"""

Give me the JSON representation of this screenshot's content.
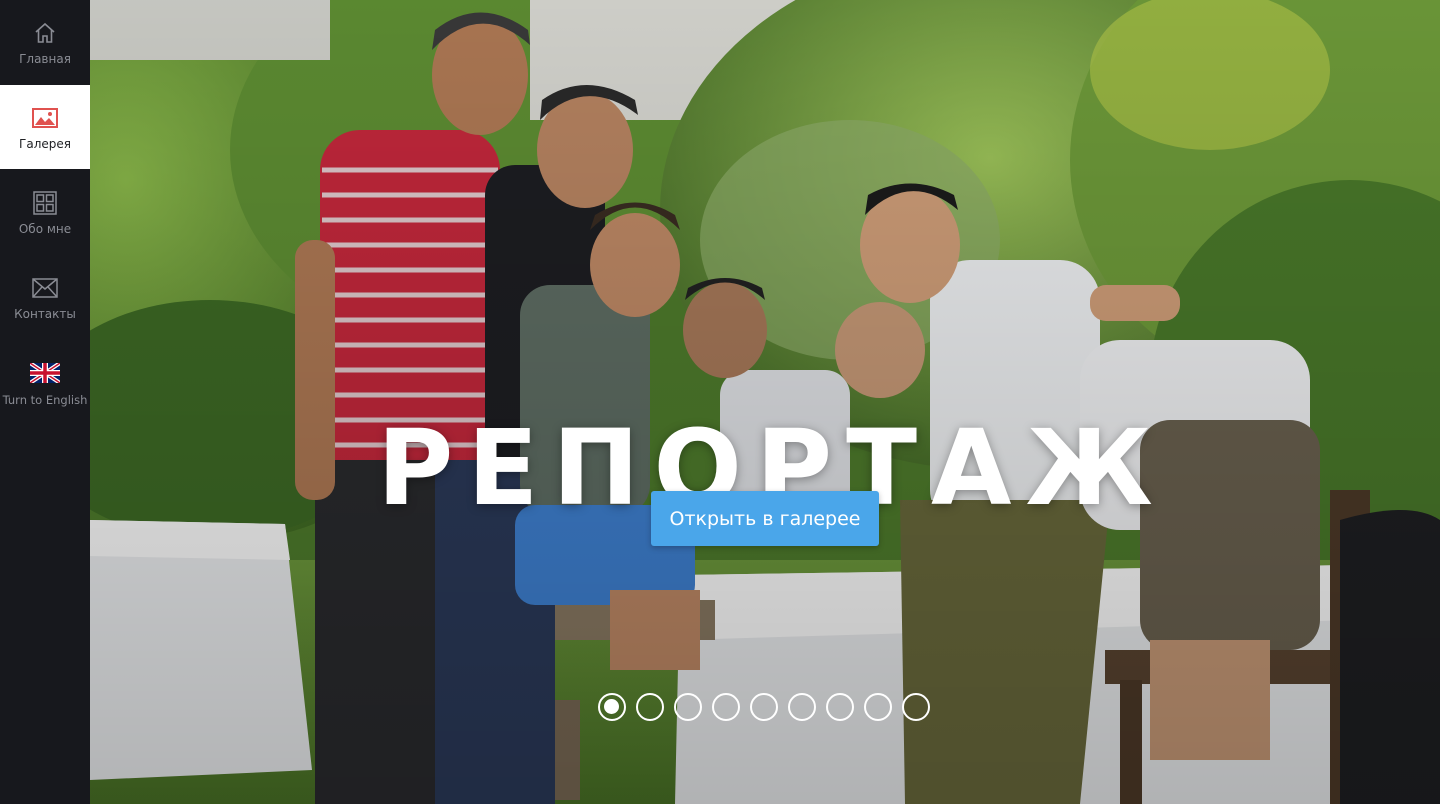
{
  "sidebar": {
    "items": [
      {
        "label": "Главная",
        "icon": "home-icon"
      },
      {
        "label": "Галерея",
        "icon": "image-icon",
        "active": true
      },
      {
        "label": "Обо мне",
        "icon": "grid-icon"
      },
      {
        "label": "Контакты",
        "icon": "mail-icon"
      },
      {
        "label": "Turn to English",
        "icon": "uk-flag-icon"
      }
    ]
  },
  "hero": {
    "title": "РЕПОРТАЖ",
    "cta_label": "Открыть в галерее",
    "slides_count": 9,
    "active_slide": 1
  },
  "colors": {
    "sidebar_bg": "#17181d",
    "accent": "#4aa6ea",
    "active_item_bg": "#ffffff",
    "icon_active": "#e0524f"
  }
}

"""
"""

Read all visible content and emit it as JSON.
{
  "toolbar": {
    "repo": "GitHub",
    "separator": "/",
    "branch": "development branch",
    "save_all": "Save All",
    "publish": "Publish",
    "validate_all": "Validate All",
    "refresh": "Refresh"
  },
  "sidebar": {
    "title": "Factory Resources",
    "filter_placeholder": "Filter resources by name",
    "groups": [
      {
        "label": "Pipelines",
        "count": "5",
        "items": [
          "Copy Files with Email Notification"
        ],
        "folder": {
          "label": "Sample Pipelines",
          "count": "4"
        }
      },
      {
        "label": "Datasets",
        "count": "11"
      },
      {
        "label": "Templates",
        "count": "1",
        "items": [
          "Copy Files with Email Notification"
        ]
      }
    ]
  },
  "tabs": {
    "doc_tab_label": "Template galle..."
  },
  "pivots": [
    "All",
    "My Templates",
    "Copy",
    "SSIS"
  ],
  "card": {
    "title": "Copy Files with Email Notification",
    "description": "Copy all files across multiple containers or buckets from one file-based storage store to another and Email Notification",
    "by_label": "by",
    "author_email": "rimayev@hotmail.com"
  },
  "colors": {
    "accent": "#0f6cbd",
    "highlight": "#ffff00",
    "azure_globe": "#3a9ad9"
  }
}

"""
"""

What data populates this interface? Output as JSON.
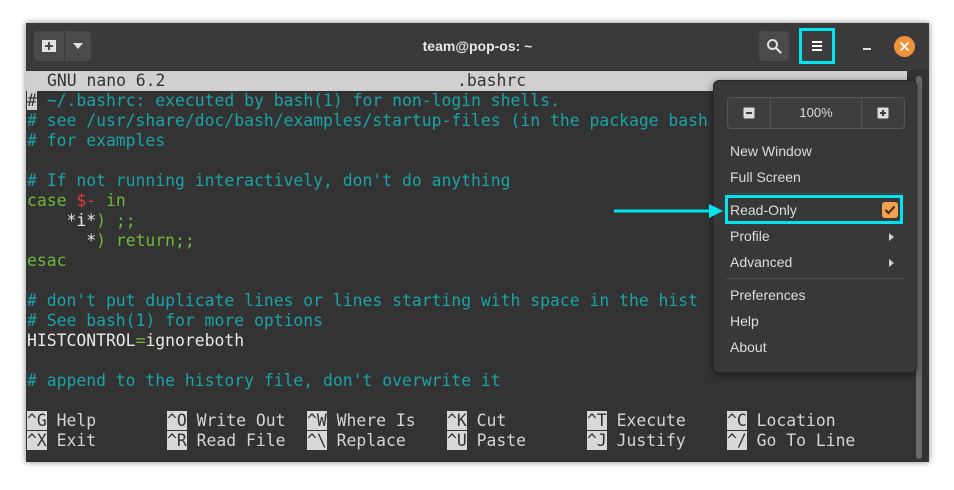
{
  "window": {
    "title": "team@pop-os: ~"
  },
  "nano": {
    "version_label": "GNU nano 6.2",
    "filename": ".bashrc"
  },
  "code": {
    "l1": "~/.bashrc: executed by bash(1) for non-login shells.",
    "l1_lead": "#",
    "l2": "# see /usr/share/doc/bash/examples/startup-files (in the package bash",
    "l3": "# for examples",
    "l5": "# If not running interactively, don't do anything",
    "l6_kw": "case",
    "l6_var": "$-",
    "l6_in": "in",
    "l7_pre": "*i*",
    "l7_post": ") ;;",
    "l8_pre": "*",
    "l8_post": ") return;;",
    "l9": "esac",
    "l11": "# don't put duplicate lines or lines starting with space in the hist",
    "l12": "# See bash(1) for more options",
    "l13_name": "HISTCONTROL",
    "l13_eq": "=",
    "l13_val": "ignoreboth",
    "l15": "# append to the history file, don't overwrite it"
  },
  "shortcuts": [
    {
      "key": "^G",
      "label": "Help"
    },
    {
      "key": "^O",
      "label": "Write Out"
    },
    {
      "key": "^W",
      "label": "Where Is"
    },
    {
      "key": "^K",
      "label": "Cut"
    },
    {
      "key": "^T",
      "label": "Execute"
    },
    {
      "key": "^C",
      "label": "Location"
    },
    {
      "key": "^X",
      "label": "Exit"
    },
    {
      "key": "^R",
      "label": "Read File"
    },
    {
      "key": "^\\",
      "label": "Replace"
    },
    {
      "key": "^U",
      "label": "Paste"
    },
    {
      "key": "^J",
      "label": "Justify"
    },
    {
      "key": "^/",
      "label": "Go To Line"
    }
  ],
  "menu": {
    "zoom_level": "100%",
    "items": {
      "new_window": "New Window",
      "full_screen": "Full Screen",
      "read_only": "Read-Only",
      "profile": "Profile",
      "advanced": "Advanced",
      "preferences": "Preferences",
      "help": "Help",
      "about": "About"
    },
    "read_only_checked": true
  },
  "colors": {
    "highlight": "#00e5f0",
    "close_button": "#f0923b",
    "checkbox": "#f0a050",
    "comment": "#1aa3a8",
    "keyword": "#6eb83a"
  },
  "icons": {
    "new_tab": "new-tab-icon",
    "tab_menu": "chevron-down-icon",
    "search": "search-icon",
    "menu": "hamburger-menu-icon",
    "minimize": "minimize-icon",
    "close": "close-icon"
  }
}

"""

Look for the word "this" and return every line where it occurs.

Give me the JSON representation of this screenshot's content.
What data populates this interface? Output as JSON.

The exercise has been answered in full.